**Written instruction**
Print word for word the entries below, from the first line through the line containing "rh-point: [181, 603, 191, 612]", including both of those lines.

**Exercise input**

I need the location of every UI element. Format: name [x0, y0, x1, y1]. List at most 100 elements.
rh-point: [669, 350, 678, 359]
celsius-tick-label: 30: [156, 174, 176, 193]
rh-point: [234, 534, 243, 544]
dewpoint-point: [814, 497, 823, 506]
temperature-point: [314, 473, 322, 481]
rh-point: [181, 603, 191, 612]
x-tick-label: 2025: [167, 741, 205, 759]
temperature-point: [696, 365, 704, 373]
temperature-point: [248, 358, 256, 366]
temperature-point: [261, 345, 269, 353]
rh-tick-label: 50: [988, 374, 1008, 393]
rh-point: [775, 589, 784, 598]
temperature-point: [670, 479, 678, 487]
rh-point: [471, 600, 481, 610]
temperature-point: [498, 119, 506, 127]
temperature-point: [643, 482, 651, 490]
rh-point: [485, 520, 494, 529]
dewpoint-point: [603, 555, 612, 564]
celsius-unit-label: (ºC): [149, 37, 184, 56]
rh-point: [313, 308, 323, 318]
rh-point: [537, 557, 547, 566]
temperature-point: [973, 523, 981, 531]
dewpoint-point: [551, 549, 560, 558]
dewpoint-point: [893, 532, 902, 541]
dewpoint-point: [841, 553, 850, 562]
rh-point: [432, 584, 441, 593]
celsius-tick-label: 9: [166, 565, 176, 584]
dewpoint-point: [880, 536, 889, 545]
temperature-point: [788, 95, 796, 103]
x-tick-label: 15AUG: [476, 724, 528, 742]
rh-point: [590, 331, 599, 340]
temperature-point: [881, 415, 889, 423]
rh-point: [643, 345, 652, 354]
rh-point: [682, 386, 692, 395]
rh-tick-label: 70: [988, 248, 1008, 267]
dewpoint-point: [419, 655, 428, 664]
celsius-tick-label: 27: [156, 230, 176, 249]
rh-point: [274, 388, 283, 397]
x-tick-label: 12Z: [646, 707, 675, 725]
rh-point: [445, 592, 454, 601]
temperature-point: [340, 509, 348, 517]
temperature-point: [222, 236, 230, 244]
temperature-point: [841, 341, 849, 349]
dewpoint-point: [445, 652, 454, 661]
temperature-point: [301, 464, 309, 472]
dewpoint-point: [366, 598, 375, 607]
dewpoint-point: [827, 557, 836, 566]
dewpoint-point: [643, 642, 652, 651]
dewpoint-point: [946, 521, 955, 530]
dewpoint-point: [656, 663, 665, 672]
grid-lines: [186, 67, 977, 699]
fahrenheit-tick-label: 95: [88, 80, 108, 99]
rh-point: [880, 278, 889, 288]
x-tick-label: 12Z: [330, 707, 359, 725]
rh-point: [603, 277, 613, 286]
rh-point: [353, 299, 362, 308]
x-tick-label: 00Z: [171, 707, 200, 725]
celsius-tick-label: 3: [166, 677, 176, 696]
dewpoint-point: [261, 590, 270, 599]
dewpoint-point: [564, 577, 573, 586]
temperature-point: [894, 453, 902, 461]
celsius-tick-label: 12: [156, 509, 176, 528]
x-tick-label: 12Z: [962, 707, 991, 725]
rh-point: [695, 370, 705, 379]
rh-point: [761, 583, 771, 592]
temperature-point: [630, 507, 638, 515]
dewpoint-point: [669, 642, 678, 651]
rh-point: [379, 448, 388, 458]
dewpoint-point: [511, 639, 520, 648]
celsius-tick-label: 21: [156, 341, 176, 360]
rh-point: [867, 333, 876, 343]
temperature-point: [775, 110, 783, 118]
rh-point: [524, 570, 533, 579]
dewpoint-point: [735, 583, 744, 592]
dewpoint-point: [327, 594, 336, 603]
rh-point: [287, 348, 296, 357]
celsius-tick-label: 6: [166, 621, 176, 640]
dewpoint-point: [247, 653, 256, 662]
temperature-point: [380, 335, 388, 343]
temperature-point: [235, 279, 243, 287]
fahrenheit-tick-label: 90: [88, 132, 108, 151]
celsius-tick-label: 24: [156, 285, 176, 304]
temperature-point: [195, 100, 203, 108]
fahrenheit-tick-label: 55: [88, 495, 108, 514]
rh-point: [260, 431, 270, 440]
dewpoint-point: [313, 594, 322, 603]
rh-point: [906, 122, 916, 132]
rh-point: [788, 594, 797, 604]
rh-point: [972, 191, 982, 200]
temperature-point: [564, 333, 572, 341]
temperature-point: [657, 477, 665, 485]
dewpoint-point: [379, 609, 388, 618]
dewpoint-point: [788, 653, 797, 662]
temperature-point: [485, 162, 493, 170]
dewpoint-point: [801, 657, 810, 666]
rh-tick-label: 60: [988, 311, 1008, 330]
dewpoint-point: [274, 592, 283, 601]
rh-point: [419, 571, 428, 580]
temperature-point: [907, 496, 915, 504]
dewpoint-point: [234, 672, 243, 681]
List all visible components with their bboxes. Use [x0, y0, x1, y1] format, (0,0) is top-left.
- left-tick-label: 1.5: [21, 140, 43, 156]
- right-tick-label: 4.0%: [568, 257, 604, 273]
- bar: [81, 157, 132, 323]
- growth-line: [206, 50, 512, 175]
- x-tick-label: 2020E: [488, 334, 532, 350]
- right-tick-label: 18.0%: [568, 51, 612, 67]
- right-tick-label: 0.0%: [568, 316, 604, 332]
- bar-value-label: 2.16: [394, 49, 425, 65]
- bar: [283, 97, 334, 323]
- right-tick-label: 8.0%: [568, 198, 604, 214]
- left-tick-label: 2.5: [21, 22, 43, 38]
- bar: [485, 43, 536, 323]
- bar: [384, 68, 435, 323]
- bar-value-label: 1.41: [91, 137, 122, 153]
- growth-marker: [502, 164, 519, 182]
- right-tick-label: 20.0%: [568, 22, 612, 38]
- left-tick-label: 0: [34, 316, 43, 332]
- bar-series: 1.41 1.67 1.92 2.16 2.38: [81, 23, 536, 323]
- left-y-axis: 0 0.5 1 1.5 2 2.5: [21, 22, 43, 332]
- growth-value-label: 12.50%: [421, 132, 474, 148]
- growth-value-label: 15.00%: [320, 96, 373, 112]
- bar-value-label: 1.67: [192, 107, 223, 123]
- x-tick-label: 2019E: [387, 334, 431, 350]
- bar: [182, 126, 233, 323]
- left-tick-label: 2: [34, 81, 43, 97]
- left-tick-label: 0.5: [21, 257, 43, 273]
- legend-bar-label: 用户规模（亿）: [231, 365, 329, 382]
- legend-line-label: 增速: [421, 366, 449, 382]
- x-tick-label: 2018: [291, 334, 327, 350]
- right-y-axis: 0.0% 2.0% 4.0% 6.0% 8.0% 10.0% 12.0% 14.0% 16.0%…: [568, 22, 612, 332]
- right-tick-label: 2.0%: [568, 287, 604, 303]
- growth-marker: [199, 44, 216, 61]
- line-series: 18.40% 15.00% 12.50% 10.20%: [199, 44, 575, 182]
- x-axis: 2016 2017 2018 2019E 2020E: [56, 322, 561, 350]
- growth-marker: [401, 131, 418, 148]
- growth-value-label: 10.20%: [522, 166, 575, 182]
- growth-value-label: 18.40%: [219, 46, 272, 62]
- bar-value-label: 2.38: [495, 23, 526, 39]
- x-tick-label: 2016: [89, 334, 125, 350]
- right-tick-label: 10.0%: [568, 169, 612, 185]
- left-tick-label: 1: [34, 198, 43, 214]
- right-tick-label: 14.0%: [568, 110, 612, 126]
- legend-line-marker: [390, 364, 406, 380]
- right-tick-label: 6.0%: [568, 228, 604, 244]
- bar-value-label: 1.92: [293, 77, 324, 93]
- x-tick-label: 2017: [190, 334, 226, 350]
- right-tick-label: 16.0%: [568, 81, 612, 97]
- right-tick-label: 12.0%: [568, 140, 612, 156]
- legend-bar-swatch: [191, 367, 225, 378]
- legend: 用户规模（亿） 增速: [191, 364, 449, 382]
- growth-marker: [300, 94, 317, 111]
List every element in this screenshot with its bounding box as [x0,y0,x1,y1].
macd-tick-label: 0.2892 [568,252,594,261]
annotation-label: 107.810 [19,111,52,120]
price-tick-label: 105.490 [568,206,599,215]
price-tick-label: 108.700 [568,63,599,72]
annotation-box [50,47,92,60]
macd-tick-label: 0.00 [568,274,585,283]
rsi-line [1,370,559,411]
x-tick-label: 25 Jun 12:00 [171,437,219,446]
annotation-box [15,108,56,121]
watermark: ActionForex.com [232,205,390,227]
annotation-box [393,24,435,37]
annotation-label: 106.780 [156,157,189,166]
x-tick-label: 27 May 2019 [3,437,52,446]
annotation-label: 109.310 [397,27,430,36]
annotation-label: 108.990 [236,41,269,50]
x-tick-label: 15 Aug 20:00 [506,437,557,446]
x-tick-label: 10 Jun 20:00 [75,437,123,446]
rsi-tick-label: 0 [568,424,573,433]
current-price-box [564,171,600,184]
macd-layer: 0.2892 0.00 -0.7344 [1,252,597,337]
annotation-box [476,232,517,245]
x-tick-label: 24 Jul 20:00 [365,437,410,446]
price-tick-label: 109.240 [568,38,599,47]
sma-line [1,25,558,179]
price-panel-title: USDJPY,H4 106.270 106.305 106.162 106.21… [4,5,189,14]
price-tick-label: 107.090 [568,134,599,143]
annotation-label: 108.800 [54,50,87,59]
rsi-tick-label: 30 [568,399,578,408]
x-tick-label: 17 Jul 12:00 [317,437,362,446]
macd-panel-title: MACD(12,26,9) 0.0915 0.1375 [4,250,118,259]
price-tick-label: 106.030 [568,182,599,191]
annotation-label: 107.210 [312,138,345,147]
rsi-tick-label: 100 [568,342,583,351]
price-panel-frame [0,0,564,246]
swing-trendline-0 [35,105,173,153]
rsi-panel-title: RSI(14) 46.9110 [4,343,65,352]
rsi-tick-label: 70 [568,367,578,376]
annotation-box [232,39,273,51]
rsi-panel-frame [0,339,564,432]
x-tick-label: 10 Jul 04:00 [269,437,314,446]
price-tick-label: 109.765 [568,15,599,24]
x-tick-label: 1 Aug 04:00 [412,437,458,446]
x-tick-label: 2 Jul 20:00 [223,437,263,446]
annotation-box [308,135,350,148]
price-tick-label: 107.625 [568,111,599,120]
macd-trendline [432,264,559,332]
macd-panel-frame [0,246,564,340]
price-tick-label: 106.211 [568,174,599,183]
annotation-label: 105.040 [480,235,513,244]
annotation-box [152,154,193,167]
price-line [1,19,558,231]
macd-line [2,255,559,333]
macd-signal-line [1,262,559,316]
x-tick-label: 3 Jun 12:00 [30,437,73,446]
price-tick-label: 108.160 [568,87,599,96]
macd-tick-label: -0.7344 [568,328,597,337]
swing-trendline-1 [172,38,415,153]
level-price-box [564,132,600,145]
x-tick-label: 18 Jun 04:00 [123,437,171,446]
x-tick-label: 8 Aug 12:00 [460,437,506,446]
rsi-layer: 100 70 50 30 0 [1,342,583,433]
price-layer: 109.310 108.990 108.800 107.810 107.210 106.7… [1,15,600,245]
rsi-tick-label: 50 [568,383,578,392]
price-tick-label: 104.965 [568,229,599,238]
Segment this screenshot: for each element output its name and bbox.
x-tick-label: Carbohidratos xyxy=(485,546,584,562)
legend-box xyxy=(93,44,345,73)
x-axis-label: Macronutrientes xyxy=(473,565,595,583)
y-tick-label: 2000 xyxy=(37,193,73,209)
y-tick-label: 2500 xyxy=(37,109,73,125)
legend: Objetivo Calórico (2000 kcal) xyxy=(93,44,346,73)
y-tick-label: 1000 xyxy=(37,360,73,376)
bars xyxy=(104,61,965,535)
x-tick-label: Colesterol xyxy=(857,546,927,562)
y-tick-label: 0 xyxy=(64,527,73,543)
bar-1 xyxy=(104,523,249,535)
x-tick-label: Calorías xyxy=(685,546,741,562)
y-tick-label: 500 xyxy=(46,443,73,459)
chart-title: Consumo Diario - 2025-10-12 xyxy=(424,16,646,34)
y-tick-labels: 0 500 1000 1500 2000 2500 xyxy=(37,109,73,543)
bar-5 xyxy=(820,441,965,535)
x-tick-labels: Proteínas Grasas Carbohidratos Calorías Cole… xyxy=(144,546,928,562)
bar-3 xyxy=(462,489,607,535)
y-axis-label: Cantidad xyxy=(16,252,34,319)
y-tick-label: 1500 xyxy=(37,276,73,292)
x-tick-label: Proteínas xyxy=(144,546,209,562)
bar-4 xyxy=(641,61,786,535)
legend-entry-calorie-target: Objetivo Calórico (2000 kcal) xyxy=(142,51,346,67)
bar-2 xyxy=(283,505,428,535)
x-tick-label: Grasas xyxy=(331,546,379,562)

**Task result**
I need the location of every UI element. Format: name [x0, y0, x1, y1]. List at most 100 elements.
rh-point: [669, 350, 678, 359]
celsius-tick-label: 30: [156, 174, 176, 193]
rh-point: [234, 534, 243, 544]
dewpoint-point: [814, 497, 823, 506]
temperature-point: [314, 473, 322, 481]
rh-point: [181, 603, 191, 612]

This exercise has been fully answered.